Aim of the task:
Identify each line holding the string "these" and copy it.
━━━━━━━━━━━━━━━━
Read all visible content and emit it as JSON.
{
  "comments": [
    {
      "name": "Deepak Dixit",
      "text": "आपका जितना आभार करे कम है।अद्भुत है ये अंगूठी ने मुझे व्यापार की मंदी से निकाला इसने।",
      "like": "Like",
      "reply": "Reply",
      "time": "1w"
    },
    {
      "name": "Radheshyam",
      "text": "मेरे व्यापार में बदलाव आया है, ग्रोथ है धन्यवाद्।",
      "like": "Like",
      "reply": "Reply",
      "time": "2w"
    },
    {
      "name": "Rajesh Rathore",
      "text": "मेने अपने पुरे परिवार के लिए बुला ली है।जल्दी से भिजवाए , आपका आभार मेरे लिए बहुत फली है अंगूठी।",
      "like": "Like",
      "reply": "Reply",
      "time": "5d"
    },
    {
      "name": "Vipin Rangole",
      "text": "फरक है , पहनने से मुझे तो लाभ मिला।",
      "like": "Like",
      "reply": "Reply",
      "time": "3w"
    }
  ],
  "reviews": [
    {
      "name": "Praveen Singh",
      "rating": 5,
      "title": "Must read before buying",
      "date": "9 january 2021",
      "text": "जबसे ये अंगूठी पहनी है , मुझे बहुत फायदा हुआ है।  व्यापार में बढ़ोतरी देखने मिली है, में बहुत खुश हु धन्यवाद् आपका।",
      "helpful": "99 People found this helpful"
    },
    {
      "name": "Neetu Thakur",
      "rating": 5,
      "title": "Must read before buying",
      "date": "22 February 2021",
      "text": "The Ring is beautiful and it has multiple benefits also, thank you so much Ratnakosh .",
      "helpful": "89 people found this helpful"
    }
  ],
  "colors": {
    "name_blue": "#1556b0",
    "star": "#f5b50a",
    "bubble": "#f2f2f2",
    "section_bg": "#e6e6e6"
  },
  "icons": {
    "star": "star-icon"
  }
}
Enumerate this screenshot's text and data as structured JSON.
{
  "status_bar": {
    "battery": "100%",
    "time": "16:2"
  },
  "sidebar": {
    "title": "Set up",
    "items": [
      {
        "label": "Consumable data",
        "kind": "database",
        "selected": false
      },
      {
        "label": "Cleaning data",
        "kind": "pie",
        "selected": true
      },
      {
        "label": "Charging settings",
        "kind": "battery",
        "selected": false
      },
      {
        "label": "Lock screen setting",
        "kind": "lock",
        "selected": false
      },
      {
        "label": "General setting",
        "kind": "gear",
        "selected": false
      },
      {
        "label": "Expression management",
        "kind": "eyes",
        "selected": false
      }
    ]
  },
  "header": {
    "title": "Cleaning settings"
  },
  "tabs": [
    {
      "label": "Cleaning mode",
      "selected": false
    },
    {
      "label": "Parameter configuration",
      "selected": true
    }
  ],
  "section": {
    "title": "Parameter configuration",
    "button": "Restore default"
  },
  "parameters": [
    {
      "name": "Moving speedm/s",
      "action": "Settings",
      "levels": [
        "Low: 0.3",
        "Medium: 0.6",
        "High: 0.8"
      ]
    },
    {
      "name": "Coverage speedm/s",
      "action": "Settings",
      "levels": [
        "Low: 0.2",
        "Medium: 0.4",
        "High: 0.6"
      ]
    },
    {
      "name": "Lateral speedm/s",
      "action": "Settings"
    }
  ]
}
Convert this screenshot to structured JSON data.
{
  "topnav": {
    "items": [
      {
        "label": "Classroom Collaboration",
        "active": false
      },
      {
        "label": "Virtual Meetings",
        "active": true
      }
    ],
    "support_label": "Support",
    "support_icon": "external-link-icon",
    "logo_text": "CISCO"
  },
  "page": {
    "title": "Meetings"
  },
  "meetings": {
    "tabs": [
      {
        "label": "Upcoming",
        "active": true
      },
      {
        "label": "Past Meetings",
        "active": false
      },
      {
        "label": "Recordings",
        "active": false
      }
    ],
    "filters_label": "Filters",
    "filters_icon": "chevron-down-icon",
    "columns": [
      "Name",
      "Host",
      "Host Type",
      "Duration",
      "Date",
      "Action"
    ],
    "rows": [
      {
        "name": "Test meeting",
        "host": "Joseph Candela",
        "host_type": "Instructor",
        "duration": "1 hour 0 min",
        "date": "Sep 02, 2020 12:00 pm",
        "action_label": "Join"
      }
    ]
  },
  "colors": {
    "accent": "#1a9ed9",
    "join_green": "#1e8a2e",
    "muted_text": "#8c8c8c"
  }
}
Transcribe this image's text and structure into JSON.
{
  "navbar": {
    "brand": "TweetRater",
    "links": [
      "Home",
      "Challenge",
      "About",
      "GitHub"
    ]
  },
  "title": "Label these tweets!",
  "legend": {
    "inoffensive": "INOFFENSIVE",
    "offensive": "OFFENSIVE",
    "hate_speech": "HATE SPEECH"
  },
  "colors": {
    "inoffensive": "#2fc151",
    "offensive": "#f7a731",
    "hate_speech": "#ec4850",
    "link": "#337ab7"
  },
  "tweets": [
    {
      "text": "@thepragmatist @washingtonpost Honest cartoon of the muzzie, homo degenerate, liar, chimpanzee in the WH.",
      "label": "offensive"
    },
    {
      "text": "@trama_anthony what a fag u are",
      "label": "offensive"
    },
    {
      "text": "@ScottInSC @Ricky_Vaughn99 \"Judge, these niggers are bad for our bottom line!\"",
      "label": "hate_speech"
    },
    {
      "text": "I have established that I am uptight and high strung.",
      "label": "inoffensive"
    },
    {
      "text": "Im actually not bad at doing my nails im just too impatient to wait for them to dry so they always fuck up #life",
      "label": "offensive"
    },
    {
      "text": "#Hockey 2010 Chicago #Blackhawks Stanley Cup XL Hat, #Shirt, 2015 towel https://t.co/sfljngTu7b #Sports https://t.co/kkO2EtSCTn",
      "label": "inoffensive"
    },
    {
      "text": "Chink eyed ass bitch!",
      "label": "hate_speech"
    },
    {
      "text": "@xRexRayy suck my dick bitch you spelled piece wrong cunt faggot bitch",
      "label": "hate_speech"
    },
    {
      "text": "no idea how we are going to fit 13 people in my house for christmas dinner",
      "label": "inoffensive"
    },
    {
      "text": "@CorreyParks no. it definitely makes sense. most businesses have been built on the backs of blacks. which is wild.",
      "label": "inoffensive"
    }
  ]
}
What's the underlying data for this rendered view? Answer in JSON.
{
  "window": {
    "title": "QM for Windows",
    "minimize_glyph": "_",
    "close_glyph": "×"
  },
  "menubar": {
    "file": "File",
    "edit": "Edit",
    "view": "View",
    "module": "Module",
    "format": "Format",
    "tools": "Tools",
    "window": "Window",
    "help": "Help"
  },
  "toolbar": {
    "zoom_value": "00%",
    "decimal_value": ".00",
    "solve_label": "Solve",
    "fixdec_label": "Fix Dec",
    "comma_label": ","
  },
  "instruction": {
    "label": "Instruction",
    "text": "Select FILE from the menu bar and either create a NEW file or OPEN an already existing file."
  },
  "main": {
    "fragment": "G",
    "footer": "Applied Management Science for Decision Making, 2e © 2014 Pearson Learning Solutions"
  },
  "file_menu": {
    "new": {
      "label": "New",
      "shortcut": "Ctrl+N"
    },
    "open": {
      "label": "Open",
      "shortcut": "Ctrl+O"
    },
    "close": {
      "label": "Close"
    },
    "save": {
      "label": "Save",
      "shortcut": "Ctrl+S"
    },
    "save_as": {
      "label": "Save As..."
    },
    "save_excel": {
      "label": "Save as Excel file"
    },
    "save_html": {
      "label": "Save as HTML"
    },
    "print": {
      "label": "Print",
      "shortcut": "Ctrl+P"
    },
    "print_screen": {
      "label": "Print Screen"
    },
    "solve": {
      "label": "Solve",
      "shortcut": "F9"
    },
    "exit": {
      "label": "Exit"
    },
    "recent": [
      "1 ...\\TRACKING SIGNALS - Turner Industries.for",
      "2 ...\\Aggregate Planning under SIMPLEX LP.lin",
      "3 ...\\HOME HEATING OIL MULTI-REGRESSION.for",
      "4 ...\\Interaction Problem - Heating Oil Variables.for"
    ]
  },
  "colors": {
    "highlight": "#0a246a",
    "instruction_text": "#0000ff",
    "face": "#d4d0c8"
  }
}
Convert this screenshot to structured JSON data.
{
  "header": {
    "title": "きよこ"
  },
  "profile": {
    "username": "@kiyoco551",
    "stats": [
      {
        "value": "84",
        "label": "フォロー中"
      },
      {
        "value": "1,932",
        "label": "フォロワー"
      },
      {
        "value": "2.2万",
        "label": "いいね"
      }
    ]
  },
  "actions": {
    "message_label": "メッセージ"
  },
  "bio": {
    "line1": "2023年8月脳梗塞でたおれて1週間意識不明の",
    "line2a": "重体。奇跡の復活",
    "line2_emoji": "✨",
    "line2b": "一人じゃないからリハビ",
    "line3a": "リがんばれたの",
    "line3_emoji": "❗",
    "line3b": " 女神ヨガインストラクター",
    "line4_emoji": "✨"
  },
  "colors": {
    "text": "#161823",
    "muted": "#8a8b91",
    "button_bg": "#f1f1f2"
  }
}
━━━━━━━━━━━━━━━━
Complete response:
  "title": "Label these tweets!",
      "text": "@ScottInSC @Ricky_Vaughn99 \"Judge, these niggers are bad for our bottom line!\"",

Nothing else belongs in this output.